• RECORDS SHOWN:
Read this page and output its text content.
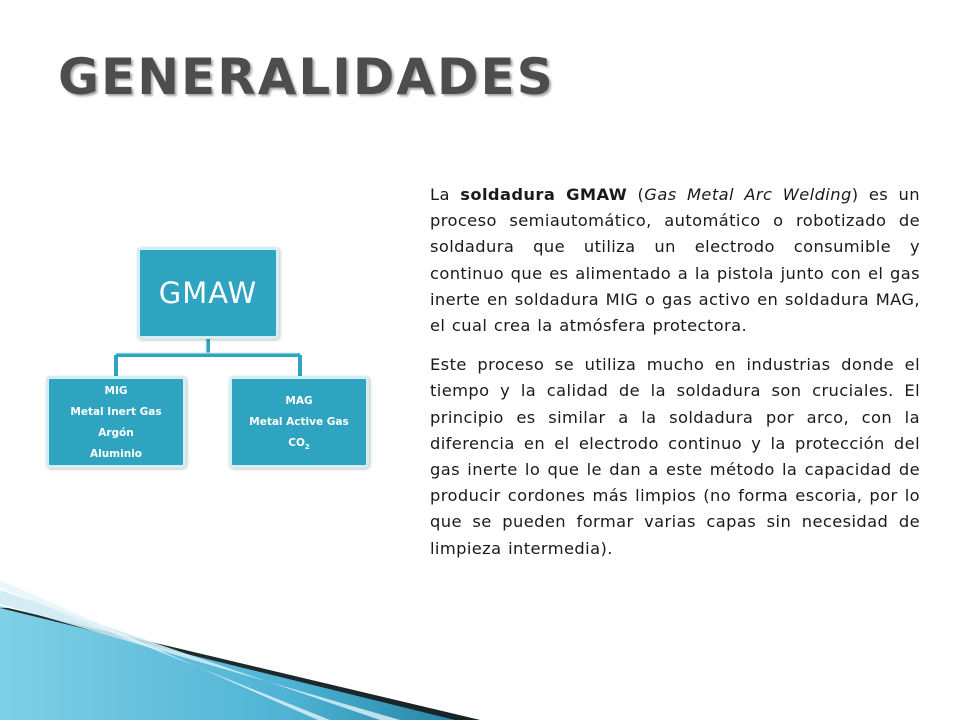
GENERALIDADES
GMAW
MIG
Metal Inert Gas
Argón
Aluminio
MAG
Metal Active Gas
$CO_2$

La soldadura GMAW (Gas Metal Arc Welding) es un proceso semiautomático, automático o robotizado de soldadura que utiliza un electrodo consumible y continuo que es alimentado a la pistola junto con el gas inerte en soldadura MIG o gas activo en soldadura MAG, el cual crea la atmósfera protectora.

Este proceso se utiliza mucho en industrias donde el tiempo y la calidad de la soldadura son cruciales. El principio es similar a la soldadura por arco, con la diferencia en el electrodo continuo y la protección del gas inerte lo que le dan a este método la capacidad de producir cordones más limpios (no forma escoria, por lo que se pueden formar varias capas sin necesidad de limpieza intermedia).
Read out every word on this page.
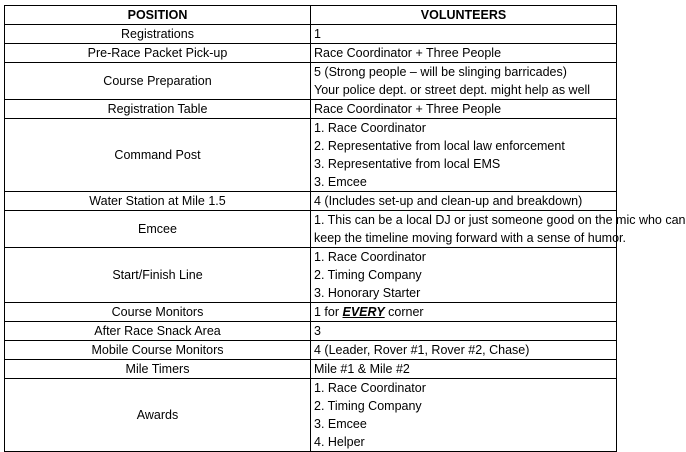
POSITION	VOLUNTEERS
Registrations	1

Pre-Race Packet Pick-up	Race Coordinator + Three People

Course Preparation	5 (Strong people – will be slinging barricades)
Your police dept. or street dept. might help as well

Registration Table	Race Coordinator + Three People

Command Post	1. Race Coordinator
2. Representative from local law enforcement
3. Representative from local EMS
3. Emcee

Water Station at Mile 1.5	4 (Includes set-up and clean-up and breakdown)

Emcee	1. This can be a local DJ or just someone good on the mic who can
keep the timeline moving forward with a sense of humor.

Start/Finish Line	1. Race Coordinator
2. Timing Company
3. Honorary Starter

Course Monitors	1 for EVERY corner
After Race Snack Area	3

Mobile Course Monitors	4 (Leader, Rover #1, Rover #2, Chase)

Mile Timers	Mile #1 & Mile #2

Awards	1. Race Coordinator
2. Timing Company
3. Emcee
4. Helper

• TASK TO CARRY OUT: All the material shown above is to be copied exactly, with no pictures carried over.

• COMPLETE OUTPUT:
Read this page and output its text content.
GENERALIDADES
GMAW
MIG
Metal Inert Gas
Argón
Aluminio
MAG
Metal Active Gas
$CO_2$

La soldadura GMAW (Gas Metal Arc Welding) es un proceso semiautomático, automático o robotizado de soldadura que utiliza un electrodo consumible y continuo que es alimentado a la pistola junto con el gas inerte en soldadura MIG o gas activo en soldadura MAG, el cual crea la atmósfera protectora.

Este proceso se utiliza mucho en industrias donde el tiempo y la calidad de la soldadura son cruciales. El principio es similar a la soldadura por arco, con la diferencia en el electrodo continuo y la protección del gas inerte lo que le dan a este método la capacidad de producir cordones más limpios (no forma escoria, por lo que se pueden formar varias capas sin necesidad de limpieza intermedia).
Read out every word on this page.
POSITION	VOLUNTEERS
Registrations	1

Pre-Race Packet Pick-up	Race Coordinator + Three People

Course Preparation	5 (Strong people – will be slinging barricades)
Your police dept. or street dept. might help as well

Registration Table	Race Coordinator + Three People

Command Post	1. Race Coordinator
2. Representative from local law enforcement
3. Representative from local EMS
3. Emcee

Water Station at Mile 1.5	4 (Includes set-up and clean-up and breakdown)

Emcee	1. This can be a local DJ or just someone good on the mic who can
keep the timeline moving forward with a sense of humor.

Start/Finish Line	1. Race Coordinator
2. Timing Company
3. Honorary Starter

Course Monitors	1 for EVERY corner
After Race Snack Area	3

Mobile Course Monitors	4 (Leader, Rover #1, Rover #2, Chase)

Mile Timers	Mile #1 & Mile #2

Awards	1. Race Coordinator
2. Timing Company
3. Emcee
4. Helper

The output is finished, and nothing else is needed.